# start of Task inputs
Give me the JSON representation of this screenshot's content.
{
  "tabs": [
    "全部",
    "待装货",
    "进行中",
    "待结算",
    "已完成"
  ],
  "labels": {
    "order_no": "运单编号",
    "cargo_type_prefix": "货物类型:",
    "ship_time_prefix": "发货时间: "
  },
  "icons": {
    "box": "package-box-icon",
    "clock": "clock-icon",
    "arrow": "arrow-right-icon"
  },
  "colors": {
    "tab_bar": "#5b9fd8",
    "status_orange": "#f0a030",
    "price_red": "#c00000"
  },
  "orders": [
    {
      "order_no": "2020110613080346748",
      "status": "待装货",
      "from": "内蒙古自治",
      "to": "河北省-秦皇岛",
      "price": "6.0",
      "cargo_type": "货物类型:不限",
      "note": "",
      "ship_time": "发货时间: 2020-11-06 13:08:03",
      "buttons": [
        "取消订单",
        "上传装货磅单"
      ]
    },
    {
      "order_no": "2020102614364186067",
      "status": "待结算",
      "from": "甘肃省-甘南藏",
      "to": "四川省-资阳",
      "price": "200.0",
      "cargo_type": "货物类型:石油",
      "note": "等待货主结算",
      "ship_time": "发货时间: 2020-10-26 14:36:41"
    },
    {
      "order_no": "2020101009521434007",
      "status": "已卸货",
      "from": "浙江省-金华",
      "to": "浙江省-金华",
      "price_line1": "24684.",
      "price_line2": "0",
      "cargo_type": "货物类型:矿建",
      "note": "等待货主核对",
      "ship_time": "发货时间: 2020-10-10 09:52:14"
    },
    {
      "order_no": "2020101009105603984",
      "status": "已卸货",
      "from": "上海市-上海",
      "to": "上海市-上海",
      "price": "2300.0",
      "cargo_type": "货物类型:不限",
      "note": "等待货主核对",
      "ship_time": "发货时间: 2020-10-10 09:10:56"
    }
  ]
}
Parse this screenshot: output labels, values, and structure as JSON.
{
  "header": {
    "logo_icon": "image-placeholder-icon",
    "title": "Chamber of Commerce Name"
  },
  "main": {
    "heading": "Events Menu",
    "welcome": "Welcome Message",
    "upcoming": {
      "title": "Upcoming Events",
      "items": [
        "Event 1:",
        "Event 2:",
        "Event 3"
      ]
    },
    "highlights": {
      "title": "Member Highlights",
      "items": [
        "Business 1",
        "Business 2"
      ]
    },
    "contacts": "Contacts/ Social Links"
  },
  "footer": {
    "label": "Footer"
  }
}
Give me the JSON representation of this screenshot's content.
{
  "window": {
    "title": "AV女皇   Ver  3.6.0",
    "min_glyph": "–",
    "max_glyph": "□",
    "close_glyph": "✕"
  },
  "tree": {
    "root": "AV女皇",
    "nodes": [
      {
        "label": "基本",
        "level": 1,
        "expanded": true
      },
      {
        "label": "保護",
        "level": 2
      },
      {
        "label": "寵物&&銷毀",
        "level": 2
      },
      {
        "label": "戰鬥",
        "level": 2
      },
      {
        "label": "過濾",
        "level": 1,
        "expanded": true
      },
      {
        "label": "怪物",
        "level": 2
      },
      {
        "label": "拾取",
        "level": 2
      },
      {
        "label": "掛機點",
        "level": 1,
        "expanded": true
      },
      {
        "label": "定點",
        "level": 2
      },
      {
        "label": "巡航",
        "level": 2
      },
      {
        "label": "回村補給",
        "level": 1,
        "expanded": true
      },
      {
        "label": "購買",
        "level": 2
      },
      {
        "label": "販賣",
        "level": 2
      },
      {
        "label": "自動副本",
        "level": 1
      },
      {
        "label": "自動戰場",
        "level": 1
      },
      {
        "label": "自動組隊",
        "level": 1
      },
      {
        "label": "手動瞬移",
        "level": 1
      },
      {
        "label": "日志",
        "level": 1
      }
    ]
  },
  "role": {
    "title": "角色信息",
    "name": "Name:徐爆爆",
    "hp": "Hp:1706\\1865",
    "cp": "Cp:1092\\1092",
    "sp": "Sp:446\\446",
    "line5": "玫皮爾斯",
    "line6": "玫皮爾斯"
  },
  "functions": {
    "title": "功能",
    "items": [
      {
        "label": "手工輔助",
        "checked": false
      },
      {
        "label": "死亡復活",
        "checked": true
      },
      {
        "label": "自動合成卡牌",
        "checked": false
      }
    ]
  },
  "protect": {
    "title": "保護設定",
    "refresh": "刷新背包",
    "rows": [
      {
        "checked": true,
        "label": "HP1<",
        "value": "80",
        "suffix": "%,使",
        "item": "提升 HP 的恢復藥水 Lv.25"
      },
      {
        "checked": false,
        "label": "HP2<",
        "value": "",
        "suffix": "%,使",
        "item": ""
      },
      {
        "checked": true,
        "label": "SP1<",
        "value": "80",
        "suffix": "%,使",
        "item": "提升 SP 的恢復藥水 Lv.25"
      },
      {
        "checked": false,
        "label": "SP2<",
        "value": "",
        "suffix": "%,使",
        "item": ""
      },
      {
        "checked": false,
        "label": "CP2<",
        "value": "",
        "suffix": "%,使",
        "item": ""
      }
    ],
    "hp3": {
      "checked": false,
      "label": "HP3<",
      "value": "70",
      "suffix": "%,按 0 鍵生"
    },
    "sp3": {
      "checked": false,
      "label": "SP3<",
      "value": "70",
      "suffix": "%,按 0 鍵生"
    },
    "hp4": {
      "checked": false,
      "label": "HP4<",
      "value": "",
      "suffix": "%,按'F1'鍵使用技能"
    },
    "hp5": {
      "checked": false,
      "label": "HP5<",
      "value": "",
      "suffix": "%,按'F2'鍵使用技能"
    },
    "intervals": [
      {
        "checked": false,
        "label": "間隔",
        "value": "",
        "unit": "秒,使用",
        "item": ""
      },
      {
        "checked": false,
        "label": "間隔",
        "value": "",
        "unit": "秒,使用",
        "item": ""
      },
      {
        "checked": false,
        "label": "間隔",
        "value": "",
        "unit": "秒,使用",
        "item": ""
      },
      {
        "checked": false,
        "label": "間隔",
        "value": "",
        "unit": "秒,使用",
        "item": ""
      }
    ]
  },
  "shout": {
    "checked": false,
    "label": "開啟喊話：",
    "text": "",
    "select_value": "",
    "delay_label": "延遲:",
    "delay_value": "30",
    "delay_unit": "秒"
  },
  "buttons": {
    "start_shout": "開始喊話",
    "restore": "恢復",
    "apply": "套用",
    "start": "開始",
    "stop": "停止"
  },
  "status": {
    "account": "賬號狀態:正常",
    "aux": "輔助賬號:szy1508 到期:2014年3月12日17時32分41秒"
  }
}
# end of Task inputs
# Problem
Copy the data above in full, character for character.

# Final result
Give me the JSON representation of this screenshot's content.
{
  "tabs": [
    "全部",
    "待装货",
    "进行中",
    "待结算",
    "已完成"
  ],
  "labels": {
    "order_no": "运单编号",
    "cargo_type_prefix": "货物类型:",
    "ship_time_prefix": "发货时间: "
  },
  "icons": {
    "box": "package-box-icon",
    "clock": "clock-icon",
    "arrow": "arrow-right-icon"
  },
  "colors": {
    "tab_bar": "#5b9fd8",
    "status_orange": "#f0a030",
    "price_red": "#c00000"
  },
  "orders": [
    {
      "order_no": "2020110613080346748",
      "status": "待装货",
      "from": "内蒙古自治",
      "to": "河北省-秦皇岛",
      "price": "6.0",
      "cargo_type": "货物类型:不限",
      "note": "",
      "ship_time": "发货时间: 2020-11-06 13:08:03",
      "buttons": [
        "取消订单",
        "上传装货磅单"
      ]
    },
    {
      "order_no": "2020102614364186067",
      "status": "待结算",
      "from": "甘肃省-甘南藏",
      "to": "四川省-资阳",
      "price": "200.0",
      "cargo_type": "货物类型:石油",
      "note": "等待货主结算",
      "ship_time": "发货时间: 2020-10-26 14:36:41"
    },
    {
      "order_no": "2020101009521434007",
      "status": "已卸货",
      "from": "浙江省-金华",
      "to": "浙江省-金华",
      "price_line1": "24684.",
      "price_line2": "0",
      "cargo_type": "货物类型:矿建",
      "note": "等待货主核对",
      "ship_time": "发货时间: 2020-10-10 09:52:14"
    },
    {
      "order_no": "2020101009105603984",
      "status": "已卸货",
      "from": "上海市-上海",
      "to": "上海市-上海",
      "price": "2300.0",
      "cargo_type": "货物类型:不限",
      "note": "等待货主核对",
      "ship_time": "发货时间: 2020-10-10 09:10:56"
    }
  ]
}
Parse this screenshot: output labels, values, and structure as JSON.
{
  "header": {
    "logo_icon": "image-placeholder-icon",
    "title": "Chamber of Commerce Name"
  },
  "main": {
    "heading": "Events Menu",
    "welcome": "Welcome Message",
    "upcoming": {
      "title": "Upcoming Events",
      "items": [
        "Event 1:",
        "Event 2:",
        "Event 3"
      ]
    },
    "highlights": {
      "title": "Member Highlights",
      "items": [
        "Business 1",
        "Business 2"
      ]
    },
    "contacts": "Contacts/ Social Links"
  },
  "footer": {
    "label": "Footer"
  }
}
Give me the JSON representation of this screenshot's content.
{
  "window": {
    "title": "AV女皇   Ver  3.6.0",
    "min_glyph": "–",
    "max_glyph": "□",
    "close_glyph": "✕"
  },
  "tree": {
    "root": "AV女皇",
    "nodes": [
      {
        "label": "基本",
        "level": 1,
        "expanded": true
      },
      {
        "label": "保護",
        "level": 2
      },
      {
        "label": "寵物&&銷毀",
        "level": 2
      },
      {
        "label": "戰鬥",
        "level": 2
      },
      {
        "label": "過濾",
        "level": 1,
        "expanded": true
      },
      {
        "label": "怪物",
        "level": 2
      },
      {
        "label": "拾取",
        "level": 2
      },
      {
        "label": "掛機點",
        "level": 1,
        "expanded": true
      },
      {
        "label": "定點",
        "level": 2
      },
      {
        "label": "巡航",
        "level": 2
      },
      {
        "label": "回村補給",
        "level": 1,
        "expanded": true
      },
      {
        "label": "購買",
        "level": 2
      },
      {
        "label": "販賣",
        "level": 2
      },
      {
        "label": "自動副本",
        "level": 1
      },
      {
        "label": "自動戰場",
        "level": 1
      },
      {
        "label": "自動組隊",
        "level": 1
      },
      {
        "label": "手動瞬移",
        "level": 1
      },
      {
        "label": "日志",
        "level": 1
      }
    ]
  },
  "role": {
    "title": "角色信息",
    "name": "Name:徐爆爆",
    "hp": "Hp:1706\\1865",
    "cp": "Cp:1092\\1092",
    "sp": "Sp:446\\446",
    "line5": "玫皮爾斯",
    "line6": "玫皮爾斯"
  },
  "functions": {
    "title": "功能",
    "items": [
      {
        "label": "手工輔助",
        "checked": false
      },
      {
        "label": "死亡復活",
        "checked": true
      },
      {
        "label": "自動合成卡牌",
        "checked": false
      }
    ]
  },
  "protect": {
    "title": "保護設定",
    "refresh": "刷新背包",
    "rows": [
      {
        "checked": true,
        "label": "HP1<",
        "value": "80",
        "suffix": "%,使",
        "item": "提升 HP 的恢復藥水 Lv.25"
      },
      {
        "checked": false,
        "label": "HP2<",
        "value": "",
        "suffix": "%,使",
        "item": ""
      },
      {
        "checked": true,
        "label": "SP1<",
        "value": "80",
        "suffix": "%,使",
        "item": "提升 SP 的恢復藥水 Lv.25"
      },
      {
        "checked": false,
        "label": "SP2<",
        "value": "",
        "suffix": "%,使",
        "item": ""
      },
      {
        "checked": false,
        "label": "CP2<",
        "value": "",
        "suffix": "%,使",
        "item": ""
      }
    ],
    "hp3": {
      "checked": false,
      "label": "HP3<",
      "value": "70",
      "suffix": "%,按 0 鍵生"
    },
    "sp3": {
      "checked": false,
      "label": "SP3<",
      "value": "70",
      "suffix": "%,按 0 鍵生"
    },
    "hp4": {
      "checked": false,
      "label": "HP4<",
      "value": "",
      "suffix": "%,按'F1'鍵使用技能"
    },
    "hp5": {
      "checked": false,
      "label": "HP5<",
      "value": "",
      "suffix": "%,按'F2'鍵使用技能"
    },
    "intervals": [
      {
        "checked": false,
        "label": "間隔",
        "value": "",
        "unit": "秒,使用",
        "item": ""
      },
      {
        "checked": false,
        "label": "間隔",
        "value": "",
        "unit": "秒,使用",
        "item": ""
      },
      {
        "checked": false,
        "label": "間隔",
        "value": "",
        "unit": "秒,使用",
        "item": ""
      },
      {
        "checked": false,
        "label": "間隔",
        "value": "",
        "unit": "秒,使用",
        "item": ""
      }
    ]
  },
  "shout": {
    "checked": false,
    "label": "開啟喊話：",
    "text": "",
    "select_value": "",
    "delay_label": "延遲:",
    "delay_value": "30",
    "delay_unit": "秒"
  },
  "buttons": {
    "start_shout": "開始喊話",
    "restore": "恢復",
    "apply": "套用",
    "start": "開始",
    "stop": "停止"
  },
  "status": {
    "account": "賬號狀態:正常",
    "aux": "輔助賬號:szy1508 到期:2014年3月12日17時32分41秒"
  }
}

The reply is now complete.